● **YOUR TASK**: Write the next part of the forum thread on getting lodge brothers to attend regularly, picking up right after its final line.
Start SOURCE TEXT
# Looking for ideas on trying to get brothers to come back to lodge regularly



## coinopboy (Oct 7, 2016)

I'm a newly raised MM (June of this year), when I was initiated as an EA, when my eyes opened, I was surprised and saddened that there were 3 brothers seated in the lodge. Last night at our regular communication, we had 18 brothers in attendance. Most of them were the officers. Coming up in a. Couple of weeks a new class of EAs will be initiated. I'd really like to try and get more brothers there. This is a special day for the EAs. It was for me!

But, in general, I'd love to try and get some of our 200 members to try and come on a more regular basis. I searched 28 pages of this subreddit to try and find the last post on this subject, but couldn't find anything.

How can I help to get more "asses in the seats", for lack of a better term. Each week that I arrive for lodge, many of the officers seem surprised that I'm there, and seem to thank me profusely. We have a dinner each night before communication. But it's embarrassing to have more visitors each month than actual members of the lodge present.

Help!?



3° MM Redwood Lodge #35 East Providence, RI


----------



## cemab4y (Oct 7, 2016)

You should seriously consider holding a "Rusty Nail Degree"

See:  http://grandlodgeofiowa.org/docs/Ceremonies/RustyNails.pdf

and

http://www.masonicworld.com/education/files/apr02/include/rusty_nail_degree.htm

Here is how it works:

Invite all inactive masons to attend the degree. Offer carpooling for those who cannot drive at night.

Hold the degree.

Give each mason who attends a "rusty nail lapel pin" (Google rusty nail pin for this one)

When you send the invitations out, include a separate survey, asking each man why he cannot attend lodge regularly, and seek his input.

Utilize the feedback that you receive from your inactive members, to improve your lodge.


----------



## Ripcord22A (Oct 7, 2016)

Good luck Brother this is THE QUESTION for almost every lodge!


----------



## pointwithinacircle2 (Oct 7, 2016)

Entertain them. 

I felt the same way when I was raised.  I thought it was odd that the newest Mason would respect the craft the most.  I researched Masonic topics, wrote short, easy to do presentations, and presented them in Lodge.  Do you know about the Masonic Lodge on the moon?  It makes a nice presentation, just cut and paste it, print it, read it in Lodge.  That's what I did.  http://tl2k.org/history/


----------



## Blake Bowden (Oct 7, 2016)

Good ideas

https://www.myfreemasonry.com/threads/increasing-lodge-attendance.24662/


----------



## CLewey44 (Oct 7, 2016)

coinopboy said:


> I'm a newly raised MM (June of this year), when I was initiated as an EA, when my eyes opened, I was surprised and saddened that there were 3 brothers seated in the lodge. Last night at our regular communication, we had 18 brothers in attendance. Most of them were the officers. Coming up in a. Couple of weeks a new class of EAs will be initiated. I'd really like to try and get more brothers there. This is a special day for the EAs. It was for me!
End SOURCE TEXT
Start DATASET RECORDS
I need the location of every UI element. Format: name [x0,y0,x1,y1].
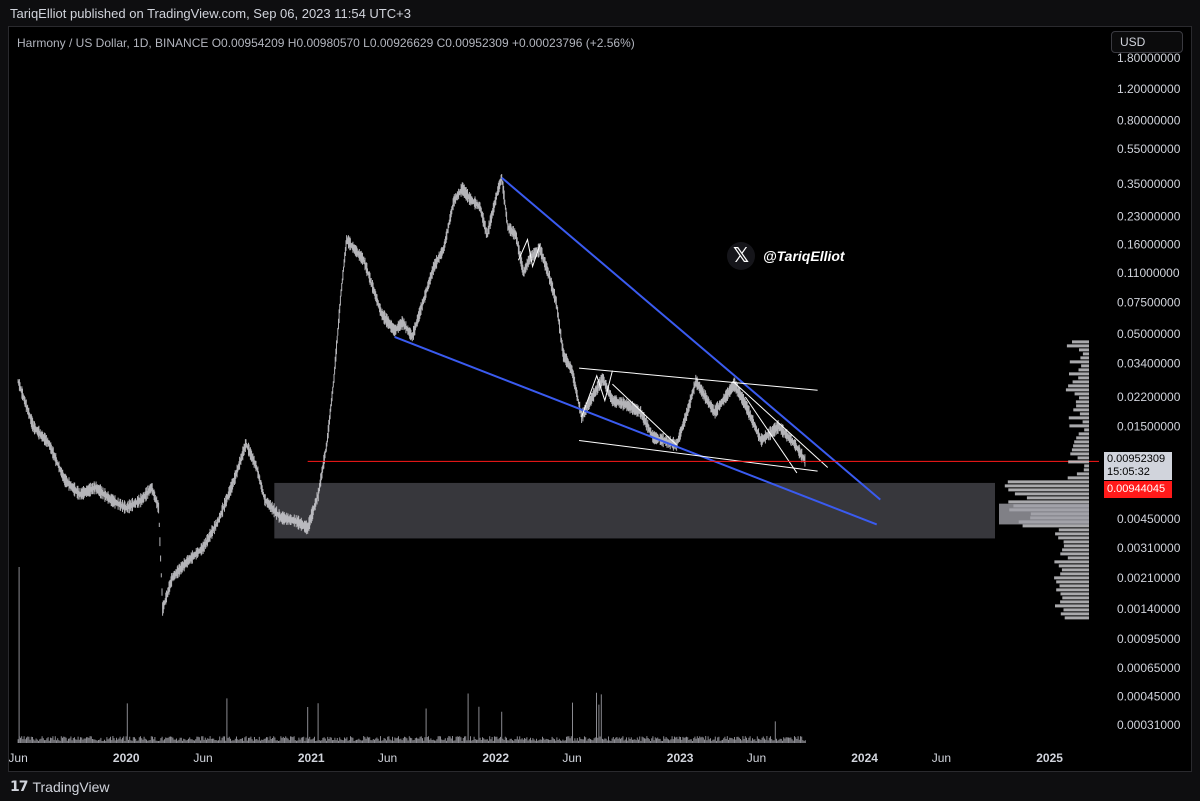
y-tick-label: 1.80000000 [1117,51,1181,65]
y-tick-label: 0.02200000 [1117,390,1181,404]
last-price-value: 0.00952309 [1107,453,1166,465]
x-tick-label: Jun [193,751,212,765]
x-tick-label: Jun [378,751,397,765]
x-tick-label: 2020 [113,751,140,765]
y-tick-label: 0.16000000 [1117,237,1181,251]
y-tick-label: 1.20000000 [1117,82,1181,96]
footer-bar: 𝟭𝟳 TradingView [0,772,1200,801]
x-tick-label: Jun [9,751,28,765]
wave-line-c [612,383,677,446]
x-tick-label: Jun [747,751,766,765]
y-tick-label: 0.11000000 [1117,266,1180,280]
wedge-lower-line [394,336,878,526]
tradingview-logo-icon: 𝟭𝟳 [10,778,29,794]
y-tick-label: 0.07500000 [1117,296,1181,310]
wave-line-d [744,396,798,474]
wave-structure-a [581,370,613,417]
wave-structure-b [517,237,541,269]
last-price-label: 0.00952309 15:05:32 [1104,452,1172,480]
y-tick-label: 0.00045000 [1117,689,1181,703]
author-watermark: 𝕏 @TariqElliot [727,241,845,271]
chart-canvas[interactable]: 1.80000000 1.20000000 0.80000000 0.55000000… [9,27,1192,772]
x-tick-label: 2025 [1036,751,1063,765]
author-handle: @TariqElliot [763,248,845,264]
symbol-ohlc-legend[interactable]: Harmony / US Dollar, 1D, BINANCE O0.0095… [17,36,635,50]
x-logo-icon: 𝕏 [727,242,755,270]
price-line-label: 0.00944045 [1104,481,1172,498]
y-tick-label: 0.55000000 [1117,142,1181,156]
demand-zone [274,482,995,539]
bar-countdown: 15:05:32 [1107,466,1150,478]
channel-bottom-line [579,439,818,472]
y-tick-label: 0.23000000 [1117,209,1181,223]
x-tick-label: 2023 [667,751,694,765]
y-tick-label: 0.00450000 [1117,512,1181,526]
volume-bars [17,567,806,743]
x-tick-label: Jun [932,751,951,765]
publish-header: TariqElliot published on TradingView.com… [0,0,1200,26]
channel-inner-line [732,380,829,468]
y-tick-label: 0.00140000 [1117,602,1181,616]
x-tick-label: Jun [562,751,581,765]
y-tick-label: 0.00095000 [1117,632,1181,646]
profile-poc-block [999,503,1089,525]
y-tick-label: 0.00065000 [1117,661,1181,675]
y-tick-label: 0.03400000 [1117,356,1181,370]
y-tick-label: 0.05000000 [1117,327,1181,341]
volume-profile [1004,340,1089,620]
brand-name: TradingView [32,778,110,795]
channel-top-line [579,367,818,391]
y-tick-label: 0.80000000 [1117,113,1181,127]
price-series [17,174,806,616]
chart-pane[interactable]: 1.80000000 1.20000000 0.80000000 0.55000000… [8,26,1192,772]
x-tick-label: 2022 [482,751,509,765]
wedge-upper-line [501,176,881,501]
currency-button[interactable]: USD [1111,31,1183,53]
x-tick-label: 2024 [851,751,878,765]
y-tick-label: 0.01500000 [1117,419,1181,433]
x-tick-label: 2021 [298,751,325,765]
y-tick-label: 0.00031000 [1117,718,1181,732]
y-tick-label: 0.00210000 [1117,571,1181,585]
y-tick-label: 0.35000000 [1117,177,1181,191]
publish-info: TariqElliot published on TradingView.com… [10,6,411,21]
tradingview-brand[interactable]: 𝟭𝟳 TradingView [10,778,110,795]
y-tick-label: 0.00310000 [1117,541,1181,555]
End DATASET RECORDS
● **SOLVED EXERCISE**:
> 
> But, in general, I'd love to try and get some of our 200 members to try and come on a more regular basis. I searched 28 pages of this subreddit to try and find the last post on this subject, but couldn't find anything.
> 
> ...




I haven't read through the responses but some ideas are to cater to your new folks. They were drawn to the historical, classical Masonry we see in books and literature.  Try seeing about moving towards the more T.O. lodge approach. Chamber of Reflection, incense, music, low lights is one option. That adds to the allure. Have someone present some sort of esoteric message on Kabbalah, alchemy or any number of other Masonic topics. Have your chaplain present a prayer from another religion outside of Christianity or whatever your primary religion is in your lodge.  Make each degree special and each stated a good experience too.

Have a good meal before lodge. Tell your folks to let the JD know a few days before your stated meeting if they plan on eating or not and serve some nice meals not on paper plates or from a cardboard bucket. A little more trouble but is a nice gesture. Have your stewards and deacons help serve everyone and make it an event every other week. Put some nice updates into your lodge room if you have the money. Take down that old wood paneling and take that carpet up. Put down a checkered floor.  Bring in some antique sort of furniture maybe for the environment to feel right.

Make it tough to get in. Raise your initiation fees.  Set a dress code so that everyone is wearing a suit or tux, at least on degree nights. Go out afterwards and have a few drinks or make a cigar area for lodges that allow that.  I think people get bored when all they do is look around and see casually dressed fellows in t-shirts and flip-flops voting whether or not to pay the electric bill. Bring in that spirituality that every member can bring. No matter what your religious or spiritual background is, somebody has something to offer.


----------



## CLewey44 (Oct 7, 2016)

I think so. I think that Masonry, like most anything else, will have to evolve or at least adjust. Look at the Catholic church, it's steadfast the same but has evolved on some issues. As you said, a lot of people are moving away from religion but are getting into a lot of the 'alternatives' to religion but still believe in the One True and Living God (which as far as I'm concerned, is from one person to the next and not just the big 3 religions)


----------



## Bloke (Oct 7, 2016)

The questions are few; how do you make your lodge a place men want to be and bring their friends...how do you get them back for a meeting so they discover you've made the lodge a place they want to be and a group they want to belong too beyond simply being a Freemason. All the answers are normally framed around answering those questions..


----------



## Bloke (Oct 8, 2016)

JamestheJust said:


> Cheap beer and good friends.



It helps ! But you need to be doing something more than running a glorified pub.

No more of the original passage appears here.